What is expected: Type out all the records word for word. Any pictures are to be left out.

Exercise inputs:
★ ★ ★
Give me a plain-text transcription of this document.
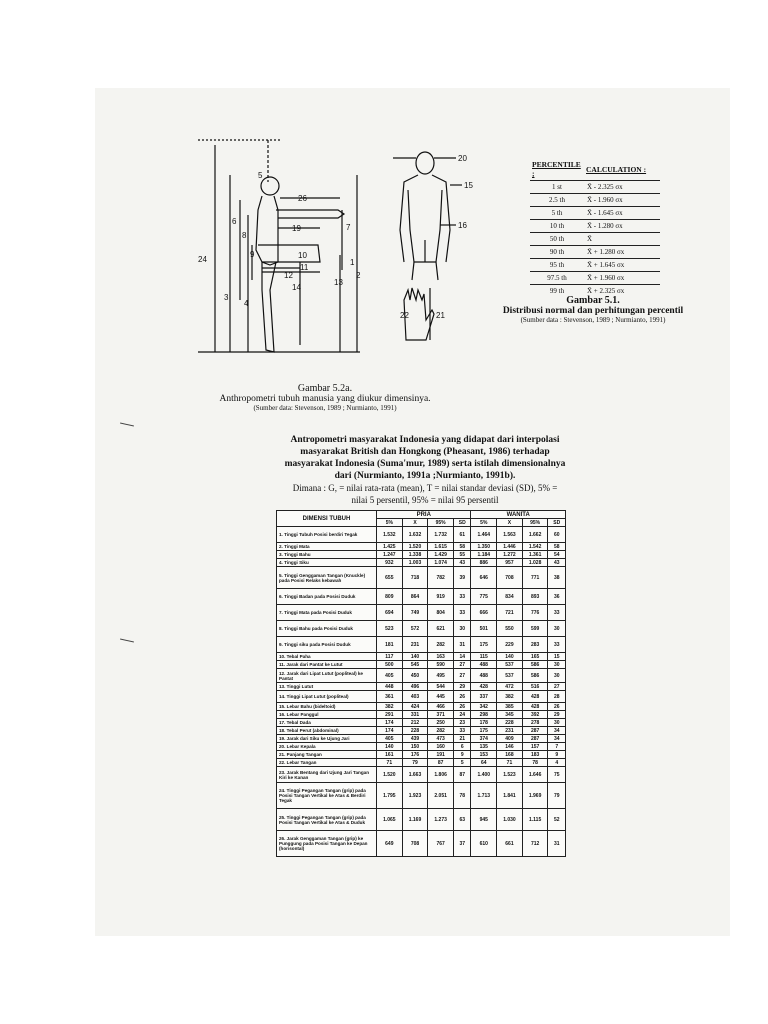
26
19	7
6
8
9	10
24
3
4
12
11
14
13
2
1
5
20
15
16
22	21
PERCENTILE ;	CALCULATION :
1 st	X̄ - 2.325 σx
2.5 th	X̄ - 1.960 σx
5 th	X̄ - 1.645 σx
10 th	X̄ - 1.280 σx
50 th	X̄
90 th	X̄ + 1.280 σx
95 th	X̄ + 1.645 σx
97.5 th	X̄ + 1.960 σx
99 th	X̄ + 2.325 σx
Gambar 5.1.
Distribusi normal dan perhitungan percentil
(Sumber data : Stevenson, 1989 ; Nurmianto, 1991)
Gambar 5.2a.
Anthropometri tubuh manusia yang diukur dimensinya.
(Sumber data: Stevenson, 1989 ; Nurmianto, 1991)
Antropometri masyarakat Indonesia yang didapat dari interpolasi
masyarakat British dan Hongkong (Pheasant, 1986) terhadap
masyarakat Indonesia (Suma'mur, 1989) serta istilah dimensionalnya
dari (Nurmianto, 1991a ;Nurmianto, 1991b).
Dimana : G, = nilai rata-rata (mean), T = nilai standar deviasi (SD), 5% =
nilai 5 persentil, 95% = nilai 95 persentil
DIMENSI TUBUH	PRIA				WANITA			
	5%	X	95%	SD	5%	X	95%	SD
1. Tinggi Tubuh Posisi berdiri Tegak	1.532	1.632	1.732	61	1.464	1.563	1.662	60
2. Tinggi Mata	1.425	1.520	1.615	58	1.350	1.446	1.542	58
3. Tinggi Bahu	1.247	1.338	1.429	55	1.184	1.272	1.361	54
4. Tinggi Siku	932	1.003	1.074	43	886	957	1.028	43
5. Tinggi Genggaman Tangan (Knuckle) pada Posisi Relaks kebawah	655	718	782	39	646	708	771	38
6. Tinggi Badan pada Posisi Duduk	809	864	919	33	775	834	893	36
7. Tinggi Mata pada Posisi Duduk	694	749	804	33	666	721	776	33
8. Tinggi Bahu pada Posisi Duduk	523	572	621	30	501	550	599	30
9. Tinggi siku pada Posisi Duduk	181	231	282	31	175	229	283	33
10. Tebal Paha	117	140	163	14	115	140	165	15
11. Jarak dari Pantat ke Lutut	500	545	590	27	488	537	586	30
12. Jarak dari Lipat Lutut (popliteal) ke Pantat	405	450	495	27	488	537	586	30
13. Tinggi Lutut	448	496	544	29	428	472	516	27
14. Tinggi Lipat Lutut (popliteal)	361	403	445	26	337	382	428	28
15. Lebar Bahu (bideltoid)	382	424	466	26	342	385	428	26
16. Lebar Panggul	291	331	371	24	298	345	392	29
17. Tebal Dada	174	212	250	23	178	228	278	30
18. Tebal Perut (abdominal)	174	228	282	33	175	231	287	34
19. Jarak dari Siku ke Ujung Jari	405	439	473	21	374	409	287	34
20. Lebar Kepala	140	150	160	6	135	146	157	7
21. Panjang Tangan	161	176	191	9	153	168	183	9
22. Lebar Tangan	71	79	87	5	64	71	78	4
23. Jarak Bentang dari Ujung Jari Tangan Kiri ke Kanan	1.520	1.663	1.806	87	1.400	1.523	1.646	75
24. Tinggi Pegangan Tangan (grip) pada Posisi Tangan Vertikal ke Atas & Berdiri Tegak	1.795	1.923	2.051	78	1.713	1.841	1.969	79
25. Tinggi Pegangan Tangan (grip) pada Posisi Tangan Vertikal ke Atas & Duduk	1.065	1.169	1.273	63	945	1.030	1.115	52
26. Jarak Genggaman Tangan (grip) ke Punggung pada Posisi Tangan ke Depan (horisontal)	649	708	767	37	610	661	712	31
★ ★ ★
Exercise answer:
Give me a plain-text transcription of this document.
26
19	7
6
8
9	10
24
3
4
12
11
14
13
2
1
5
20
15
16
22	21
PERCENTILE ;	CALCULATION :
1 st	X̄ - 2.325 σx
2.5 th	X̄ - 1.960 σx
5 th	X̄ - 1.645 σx
10 th	X̄ - 1.280 σx
50 th	X̄
90 th	X̄ + 1.280 σx
95 th	X̄ + 1.645 σx
97.5 th	X̄ + 1.960 σx
99 th	X̄ + 2.325 σx
Gambar 5.1.
Distribusi normal dan perhitungan percentil
(Sumber data : Stevenson, 1989 ; Nurmianto, 1991)
Gambar 5.2a.
Anthropometri tubuh manusia yang diukur dimensinya.
(Sumber data: Stevenson, 1989 ; Nurmianto, 1991)
Antropometri masyarakat Indonesia yang didapat dari interpolasi
masyarakat British dan Hongkong (Pheasant, 1986) terhadap
masyarakat Indonesia (Suma'mur, 1989) serta istilah dimensionalnya
dari (Nurmianto, 1991a ;Nurmianto, 1991b).
Dimana : G, = nilai rata-rata (mean), T = nilai standar deviasi (SD), 5% =
nilai 5 persentil, 95% = nilai 95 persentil
DIMENSI TUBUH	PRIA				WANITA			
	5%	X	95%	SD	5%	X	95%	SD
1. Tinggi Tubuh Posisi berdiri Tegak	1.532	1.632	1.732	61	1.464	1.563	1.662	60
2. Tinggi Mata	1.425	1.520	1.615	58	1.350	1.446	1.542	58
3. Tinggi Bahu	1.247	1.338	1.429	55	1.184	1.272	1.361	54
4. Tinggi Siku	932	1.003	1.074	43	886	957	1.028	43
5. Tinggi Genggaman Tangan (Knuckle) pada Posisi Relaks kebawah	655	718	782	39	646	708	771	38
6. Tinggi Badan pada Posisi Duduk	809	864	919	33	775	834	893	36
7. Tinggi Mata pada Posisi Duduk	694	749	804	33	666	721	776	33
8. Tinggi Bahu pada Posisi Duduk	523	572	621	30	501	550	599	30
9. Tinggi siku pada Posisi Duduk	181	231	282	31	175	229	283	33
10. Tebal Paha	117	140	163	14	115	140	165	15
11. Jarak dari Pantat ke Lutut	500	545	590	27	488	537	586	30
12. Jarak dari Lipat Lutut (popliteal) ke Pantat	405	450	495	27	488	537	586	30
13. Tinggi Lutut	448	496	544	29	428	472	516	27
14. Tinggi Lipat Lutut (popliteal)	361	403	445	26	337	382	428	28
15. Lebar Bahu (bideltoid)	382	424	466	26	342	385	428	26
16. Lebar Panggul	291	331	371	24	298	345	392	29
17. Tebal Dada	174	212	250	23	178	228	278	30
18. Tebal Perut (abdominal)	174	228	282	33	175	231	287	34
19. Jarak dari Siku ke Ujung Jari	405	439	473	21	374	409	287	34
20. Lebar Kepala	140	150	160	6	135	146	157	7
21. Panjang Tangan	161	176	191	9	153	168	183	9
22. Lebar Tangan	71	79	87	5	64	71	78	4
23. Jarak Bentang dari Ujung Jari Tangan Kiri ke Kanan	1.520	1.663	1.806	87	1.400	1.523	1.646	75
24. Tinggi Pegangan Tangan (grip) pada Posisi Tangan Vertikal ke Atas & Berdiri Tegak	1.795	1.923	2.051	78	1.713	1.841	1.969	79
25. Tinggi Pegangan Tangan (grip) pada Posisi Tangan Vertikal ke Atas & Duduk	1.065	1.169	1.273	63	945	1.030	1.115	52
26. Jarak Genggaman Tangan (grip) ke Punggung pada Posisi Tangan ke Depan (horisontal)	649	708	767	37	610	661	712	31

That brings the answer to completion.